Exercise => Find every line in the records below that holds the word "mixed" and copy it.

Source data =>
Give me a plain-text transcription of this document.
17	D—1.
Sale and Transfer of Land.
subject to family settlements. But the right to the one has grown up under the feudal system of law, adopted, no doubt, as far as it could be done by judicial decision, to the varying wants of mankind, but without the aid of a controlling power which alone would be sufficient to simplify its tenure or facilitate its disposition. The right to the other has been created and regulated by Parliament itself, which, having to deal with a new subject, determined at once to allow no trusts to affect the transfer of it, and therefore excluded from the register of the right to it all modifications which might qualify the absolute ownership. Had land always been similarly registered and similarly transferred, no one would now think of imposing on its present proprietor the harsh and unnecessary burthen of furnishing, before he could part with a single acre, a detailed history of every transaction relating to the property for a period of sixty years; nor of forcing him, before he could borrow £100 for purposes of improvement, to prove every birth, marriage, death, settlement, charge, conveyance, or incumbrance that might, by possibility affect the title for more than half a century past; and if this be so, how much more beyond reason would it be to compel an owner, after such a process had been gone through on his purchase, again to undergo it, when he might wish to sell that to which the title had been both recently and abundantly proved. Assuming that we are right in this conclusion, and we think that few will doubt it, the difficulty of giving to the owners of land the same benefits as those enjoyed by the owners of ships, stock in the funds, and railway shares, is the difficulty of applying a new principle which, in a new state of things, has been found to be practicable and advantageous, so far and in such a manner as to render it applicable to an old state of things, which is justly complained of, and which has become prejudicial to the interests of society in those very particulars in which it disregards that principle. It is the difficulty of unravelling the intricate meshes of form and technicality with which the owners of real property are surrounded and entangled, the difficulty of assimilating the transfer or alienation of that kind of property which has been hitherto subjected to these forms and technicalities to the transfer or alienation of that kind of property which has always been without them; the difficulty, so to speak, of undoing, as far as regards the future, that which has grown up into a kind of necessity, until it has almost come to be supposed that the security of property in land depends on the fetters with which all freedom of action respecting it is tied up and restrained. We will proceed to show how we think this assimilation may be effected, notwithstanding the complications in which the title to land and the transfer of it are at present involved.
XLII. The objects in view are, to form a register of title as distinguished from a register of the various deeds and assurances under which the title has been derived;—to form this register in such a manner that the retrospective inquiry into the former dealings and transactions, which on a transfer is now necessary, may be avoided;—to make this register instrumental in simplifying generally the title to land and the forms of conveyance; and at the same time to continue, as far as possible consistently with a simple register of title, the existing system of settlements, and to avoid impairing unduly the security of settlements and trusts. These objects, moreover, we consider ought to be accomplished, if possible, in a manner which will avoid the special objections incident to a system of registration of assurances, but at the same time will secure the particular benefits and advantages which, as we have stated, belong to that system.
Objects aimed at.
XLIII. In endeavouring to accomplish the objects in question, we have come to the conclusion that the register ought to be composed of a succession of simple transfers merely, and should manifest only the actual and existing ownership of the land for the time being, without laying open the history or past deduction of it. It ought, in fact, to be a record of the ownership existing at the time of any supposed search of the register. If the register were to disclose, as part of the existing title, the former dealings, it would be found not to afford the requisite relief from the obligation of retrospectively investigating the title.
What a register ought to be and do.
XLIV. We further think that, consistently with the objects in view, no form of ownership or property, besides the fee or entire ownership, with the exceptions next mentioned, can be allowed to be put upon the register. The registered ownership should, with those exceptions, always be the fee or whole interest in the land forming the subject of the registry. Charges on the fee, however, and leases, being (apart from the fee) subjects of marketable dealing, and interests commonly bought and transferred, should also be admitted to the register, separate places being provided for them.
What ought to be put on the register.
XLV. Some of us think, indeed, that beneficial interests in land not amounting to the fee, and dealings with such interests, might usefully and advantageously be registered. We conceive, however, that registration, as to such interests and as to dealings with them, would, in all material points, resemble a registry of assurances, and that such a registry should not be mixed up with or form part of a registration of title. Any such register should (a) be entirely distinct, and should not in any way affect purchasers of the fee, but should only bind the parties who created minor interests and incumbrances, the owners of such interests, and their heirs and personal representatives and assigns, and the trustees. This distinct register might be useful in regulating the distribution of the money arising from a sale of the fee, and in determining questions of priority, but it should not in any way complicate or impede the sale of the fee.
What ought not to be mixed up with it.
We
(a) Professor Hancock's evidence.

Full response =>
XLV. Some of us think, indeed, that beneficial interests in land not amounting to the fee, and dealings with such interests, might usefully and advantageously be registered. We conceive, however, that registration, as to such interests and as to dealings with them, would, in all material points, resemble a registry of assurances, and that such a registry should not be mixed up with or form part of a registration of title. Any such register should (a) be entirely distinct, and should not in any way affect purchasers of the fee, but should only bind the parties who created minor interests and incumbrances, the owners of such interests, and their heirs and personal representatives and assigns, and the trustees. This distinct register might be useful in regulating the distribution of the money arising from a sale of the fee, and in determining questions of priority, but it should not in any way complicate or impede the sale of the fee.
What ought not to be mixed up with it.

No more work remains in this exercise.